[Required task] All records below must be retyped exactly.

[Dataset items]
^^^^

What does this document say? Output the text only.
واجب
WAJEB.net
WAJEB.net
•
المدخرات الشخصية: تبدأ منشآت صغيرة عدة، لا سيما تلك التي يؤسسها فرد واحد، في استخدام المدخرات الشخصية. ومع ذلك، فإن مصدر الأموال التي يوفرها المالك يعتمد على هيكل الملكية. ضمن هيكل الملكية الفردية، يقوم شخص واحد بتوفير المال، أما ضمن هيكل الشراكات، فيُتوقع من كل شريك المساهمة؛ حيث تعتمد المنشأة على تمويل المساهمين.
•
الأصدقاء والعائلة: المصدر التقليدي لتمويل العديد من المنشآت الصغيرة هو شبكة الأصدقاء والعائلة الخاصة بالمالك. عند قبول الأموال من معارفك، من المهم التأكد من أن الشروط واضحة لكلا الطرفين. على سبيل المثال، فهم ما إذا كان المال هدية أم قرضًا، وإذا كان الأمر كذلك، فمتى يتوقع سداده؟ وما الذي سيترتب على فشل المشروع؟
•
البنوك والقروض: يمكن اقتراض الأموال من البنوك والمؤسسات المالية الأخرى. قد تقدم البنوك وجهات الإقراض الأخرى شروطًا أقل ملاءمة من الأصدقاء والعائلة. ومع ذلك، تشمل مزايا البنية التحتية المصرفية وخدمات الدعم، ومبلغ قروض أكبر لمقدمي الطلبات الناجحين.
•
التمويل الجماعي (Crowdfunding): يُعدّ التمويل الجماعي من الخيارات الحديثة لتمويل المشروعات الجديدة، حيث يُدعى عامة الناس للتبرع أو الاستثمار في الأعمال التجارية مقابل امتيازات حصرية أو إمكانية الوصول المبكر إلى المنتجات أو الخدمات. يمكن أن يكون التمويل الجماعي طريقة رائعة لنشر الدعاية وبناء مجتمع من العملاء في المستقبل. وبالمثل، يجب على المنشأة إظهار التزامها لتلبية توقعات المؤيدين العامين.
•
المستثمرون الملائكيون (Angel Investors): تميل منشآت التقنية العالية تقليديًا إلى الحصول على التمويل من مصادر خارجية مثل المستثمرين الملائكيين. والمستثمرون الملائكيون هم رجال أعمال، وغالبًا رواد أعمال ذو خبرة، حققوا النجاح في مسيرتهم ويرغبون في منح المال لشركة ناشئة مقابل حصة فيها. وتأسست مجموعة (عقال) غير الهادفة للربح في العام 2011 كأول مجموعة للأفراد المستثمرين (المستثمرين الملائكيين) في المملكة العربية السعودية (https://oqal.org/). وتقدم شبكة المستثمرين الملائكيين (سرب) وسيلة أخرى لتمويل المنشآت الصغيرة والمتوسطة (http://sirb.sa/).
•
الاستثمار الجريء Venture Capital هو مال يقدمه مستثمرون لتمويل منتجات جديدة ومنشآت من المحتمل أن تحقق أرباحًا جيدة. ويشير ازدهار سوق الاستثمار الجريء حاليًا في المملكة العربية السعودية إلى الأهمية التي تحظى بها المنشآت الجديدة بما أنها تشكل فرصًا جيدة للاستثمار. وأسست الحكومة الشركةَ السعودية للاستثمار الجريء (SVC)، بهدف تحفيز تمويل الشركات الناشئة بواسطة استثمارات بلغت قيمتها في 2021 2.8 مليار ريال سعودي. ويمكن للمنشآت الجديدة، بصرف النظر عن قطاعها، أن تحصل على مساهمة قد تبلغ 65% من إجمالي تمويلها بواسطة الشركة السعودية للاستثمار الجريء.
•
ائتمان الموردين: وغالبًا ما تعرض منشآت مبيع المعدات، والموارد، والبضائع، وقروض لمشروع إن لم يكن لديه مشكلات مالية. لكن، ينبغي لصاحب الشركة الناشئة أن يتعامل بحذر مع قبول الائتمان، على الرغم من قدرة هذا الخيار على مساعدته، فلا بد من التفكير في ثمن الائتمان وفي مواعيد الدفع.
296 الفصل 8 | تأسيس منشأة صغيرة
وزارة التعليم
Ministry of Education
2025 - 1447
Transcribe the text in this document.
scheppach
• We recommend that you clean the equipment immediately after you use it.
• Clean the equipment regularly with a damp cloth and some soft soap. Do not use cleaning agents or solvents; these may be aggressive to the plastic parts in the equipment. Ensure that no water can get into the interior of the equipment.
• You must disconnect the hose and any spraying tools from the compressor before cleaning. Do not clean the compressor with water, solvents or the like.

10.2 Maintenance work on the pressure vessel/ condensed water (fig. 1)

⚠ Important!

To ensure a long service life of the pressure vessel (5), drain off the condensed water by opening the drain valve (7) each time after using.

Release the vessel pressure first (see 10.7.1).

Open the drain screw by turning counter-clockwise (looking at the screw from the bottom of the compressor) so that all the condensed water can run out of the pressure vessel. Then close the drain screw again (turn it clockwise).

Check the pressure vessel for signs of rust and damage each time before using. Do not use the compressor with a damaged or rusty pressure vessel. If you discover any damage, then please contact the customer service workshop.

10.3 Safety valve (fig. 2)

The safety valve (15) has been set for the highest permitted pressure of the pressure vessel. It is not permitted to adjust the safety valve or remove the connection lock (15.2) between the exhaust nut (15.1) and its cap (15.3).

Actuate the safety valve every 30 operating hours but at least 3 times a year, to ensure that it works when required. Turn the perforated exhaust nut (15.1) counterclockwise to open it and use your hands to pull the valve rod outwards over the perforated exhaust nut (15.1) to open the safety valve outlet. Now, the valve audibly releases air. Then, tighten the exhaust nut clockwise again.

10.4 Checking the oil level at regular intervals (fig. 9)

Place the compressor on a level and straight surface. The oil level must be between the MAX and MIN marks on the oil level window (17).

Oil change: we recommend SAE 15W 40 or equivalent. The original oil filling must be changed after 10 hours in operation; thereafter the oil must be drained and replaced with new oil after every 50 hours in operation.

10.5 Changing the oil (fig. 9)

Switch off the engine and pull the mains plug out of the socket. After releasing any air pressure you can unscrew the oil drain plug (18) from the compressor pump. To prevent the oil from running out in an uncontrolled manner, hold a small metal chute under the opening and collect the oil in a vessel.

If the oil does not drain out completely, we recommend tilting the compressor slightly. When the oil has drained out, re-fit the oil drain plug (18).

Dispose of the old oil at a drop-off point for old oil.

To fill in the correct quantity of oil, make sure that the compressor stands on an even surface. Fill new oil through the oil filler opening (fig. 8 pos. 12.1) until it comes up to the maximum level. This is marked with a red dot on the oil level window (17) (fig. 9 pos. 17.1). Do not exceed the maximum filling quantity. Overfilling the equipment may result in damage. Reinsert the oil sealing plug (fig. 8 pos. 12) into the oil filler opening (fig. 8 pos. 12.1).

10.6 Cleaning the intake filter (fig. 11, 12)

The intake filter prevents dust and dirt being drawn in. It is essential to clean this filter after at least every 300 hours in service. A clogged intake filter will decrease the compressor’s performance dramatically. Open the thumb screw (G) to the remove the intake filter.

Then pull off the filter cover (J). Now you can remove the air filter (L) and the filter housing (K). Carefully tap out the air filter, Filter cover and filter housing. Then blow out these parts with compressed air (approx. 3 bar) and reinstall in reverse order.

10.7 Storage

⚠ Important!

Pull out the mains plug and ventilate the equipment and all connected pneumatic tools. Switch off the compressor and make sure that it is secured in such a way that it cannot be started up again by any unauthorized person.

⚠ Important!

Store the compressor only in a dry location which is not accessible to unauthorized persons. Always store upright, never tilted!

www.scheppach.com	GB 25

^^^^

[Exercise result]
What does this document say? Output the text only.
واجب
WAJEB.net
WAJEB.net
•
المدخرات الشخصية: تبدأ منشآت صغيرة عدة، لا سيما تلك التي يؤسسها فرد واحد، في استخدام المدخرات الشخصية. ومع ذلك، فإن مصدر الأموال التي يوفرها المالك يعتمد على هيكل الملكية. ضمن هيكل الملكية الفردية، يقوم شخص واحد بتوفير المال، أما ضمن هيكل الشراكات، فيُتوقع من كل شريك المساهمة؛ حيث تعتمد المنشأة على تمويل المساهمين.
•
الأصدقاء والعائلة: المصدر التقليدي لتمويل العديد من المنشآت الصغيرة هو شبكة الأصدقاء والعائلة الخاصة بالمالك. عند قبول الأموال من معارفك، من المهم التأكد من أن الشروط واضحة لكلا الطرفين. على سبيل المثال، فهم ما إذا كان المال هدية أم قرضًا، وإذا كان الأمر كذلك، فمتى يتوقع سداده؟ وما الذي سيترتب على فشل المشروع؟
•
البنوك والقروض: يمكن اقتراض الأموال من البنوك والمؤسسات المالية الأخرى. قد تقدم البنوك وجهات الإقراض الأخرى شروطًا أقل ملاءمة من الأصدقاء والعائلة. ومع ذلك، تشمل مزايا البنية التحتية المصرفية وخدمات الدعم، ومبلغ قروض أكبر لمقدمي الطلبات الناجحين.
•
التمويل الجماعي (Crowdfunding): يُعدّ التمويل الجماعي من الخيارات الحديثة لتمويل المشروعات الجديدة، حيث يُدعى عامة الناس للتبرع أو الاستثمار في الأعمال التجارية مقابل امتيازات حصرية أو إمكانية الوصول المبكر إلى المنتجات أو الخدمات. يمكن أن يكون التمويل الجماعي طريقة رائعة لنشر الدعاية وبناء مجتمع من العملاء في المستقبل. وبالمثل، يجب على المنشأة إظهار التزامها لتلبية توقعات المؤيدين العامين.
•
المستثمرون الملائكيون (Angel Investors): تميل منشآت التقنية العالية تقليديًا إلى الحصول على التمويل من مصادر خارجية مثل المستثمرين الملائكيين. والمستثمرون الملائكيون هم رجال أعمال، وغالبًا رواد أعمال ذو خبرة، حققوا النجاح في مسيرتهم ويرغبون في منح المال لشركة ناشئة مقابل حصة فيها. وتأسست مجموعة (عقال) غير الهادفة للربح في العام 2011 كأول مجموعة للأفراد المستثمرين (المستثمرين الملائكيين) في المملكة العربية السعودية (https://oqal.org/). وتقدم شبكة المستثمرين الملائكيين (سرب) وسيلة أخرى لتمويل المنشآت الصغيرة والمتوسطة (http://sirb.sa/).
•
الاستثمار الجريء Venture Capital هو مال يقدمه مستثمرون لتمويل منتجات جديدة ومنشآت من المحتمل أن تحقق أرباحًا جيدة. ويشير ازدهار سوق الاستثمار الجريء حاليًا في المملكة العربية السعودية إلى الأهمية التي تحظى بها المنشآت الجديدة بما أنها تشكل فرصًا جيدة للاستثمار. وأسست الحكومة الشركةَ السعودية للاستثمار الجريء (SVC)، بهدف تحفيز تمويل الشركات الناشئة بواسطة استثمارات بلغت قيمتها في 2021 2.8 مليار ريال سعودي. ويمكن للمنشآت الجديدة، بصرف النظر عن قطاعها، أن تحصل على مساهمة قد تبلغ 65% من إجمالي تمويلها بواسطة الشركة السعودية للاستثمار الجريء.
•
ائتمان الموردين: وغالبًا ما تعرض منشآت مبيع المعدات، والموارد، والبضائع، وقروض لمشروع إن لم يكن لديه مشكلات مالية. لكن، ينبغي لصاحب الشركة الناشئة أن يتعامل بحذر مع قبول الائتمان، على الرغم من قدرة هذا الخيار على مساعدته، فلا بد من التفكير في ثمن الائتمان وفي مواعيد الدفع.
296 الفصل 8 | تأسيس منشأة صغيرة
وزارة التعليم
Ministry of Education
2025 - 1447
Transcribe the text in this document.
scheppach
• We recommend that you clean the equipment immediately after you use it.
• Clean the equipment regularly with a damp cloth and some soft soap. Do not use cleaning agents or solvents; these may be aggressive to the plastic parts in the equipment. Ensure that no water can get into the interior of the equipment.
• You must disconnect the hose and any spraying tools from the compressor before cleaning. Do not clean the compressor with water, solvents or the like.

10.2 Maintenance work on the pressure vessel/ condensed water (fig. 1)

⚠ Important!

To ensure a long service life of the pressure vessel (5), drain off the condensed water by opening the drain valve (7) each time after using.

Release the vessel pressure first (see 10.7.1).

Open the drain screw by turning counter-clockwise (looking at the screw from the bottom of the compressor) so that all the condensed water can run out of the pressure vessel. Then close the drain screw again (turn it clockwise).

Check the pressure vessel for signs of rust and damage each time before using. Do not use the compressor with a damaged or rusty pressure vessel. If you discover any damage, then please contact the customer service workshop.

10.3 Safety valve (fig. 2)

The safety valve (15) has been set for the highest permitted pressure of the pressure vessel. It is not permitted to adjust the safety valve or remove the connection lock (15.2) between the exhaust nut (15.1) and its cap (15.3).

Actuate the safety valve every 30 operating hours but at least 3 times a year, to ensure that it works when required. Turn the perforated exhaust nut (15.1) counterclockwise to open it and use your hands to pull the valve rod outwards over the perforated exhaust nut (15.1) to open the safety valve outlet. Now, the valve audibly releases air. Then, tighten the exhaust nut clockwise again.

10.4 Checking the oil level at regular intervals (fig. 9)

Place the compressor on a level and straight surface. The oil level must be between the MAX and MIN marks on the oil level window (17).

Oil change: we recommend SAE 15W 40 or equivalent. The original oil filling must be changed after 10 hours in operation; thereafter the oil must be drained and replaced with new oil after every 50 hours in operation.

10.5 Changing the oil (fig. 9)

Switch off the engine and pull the mains plug out of the socket. After releasing any air pressure you can unscrew the oil drain plug (18) from the compressor pump. To prevent the oil from running out in an uncontrolled manner, hold a small metal chute under the opening and collect the oil in a vessel.

If the oil does not drain out completely, we recommend tilting the compressor slightly. When the oil has drained out, re-fit the oil drain plug (18).

Dispose of the old oil at a drop-off point for old oil.

To fill in the correct quantity of oil, make sure that the compressor stands on an even surface. Fill new oil through the oil filler opening (fig. 8 pos. 12.1) until it comes up to the maximum level. This is marked with a red dot on the oil level window (17) (fig. 9 pos. 17.1). Do not exceed the maximum filling quantity. Overfilling the equipment may result in damage. Reinsert the oil sealing plug (fig. 8 pos. 12) into the oil filler opening (fig. 8 pos. 12.1).

10.6 Cleaning the intake filter (fig. 11, 12)

The intake filter prevents dust and dirt being drawn in. It is essential to clean this filter after at least every 300 hours in service. A clogged intake filter will decrease the compressor’s performance dramatically. Open the thumb screw (G) to the remove the intake filter.

Then pull off the filter cover (J). Now you can remove the air filter (L) and the filter housing (K). Carefully tap out the air filter, Filter cover and filter housing. Then blow out these parts with compressed air (approx. 3 bar) and reinstall in reverse order.

10.7 Storage

⚠ Important!

Pull out the mains plug and ventilate the equipment and all connected pneumatic tools. Switch off the compressor and make sure that it is secured in such a way that it cannot be started up again by any unauthorized person.

⚠ Important!

Store the compressor only in a dry location which is not accessible to unauthorized persons. Always store upright, never tilted!

www.scheppach.com	GB 25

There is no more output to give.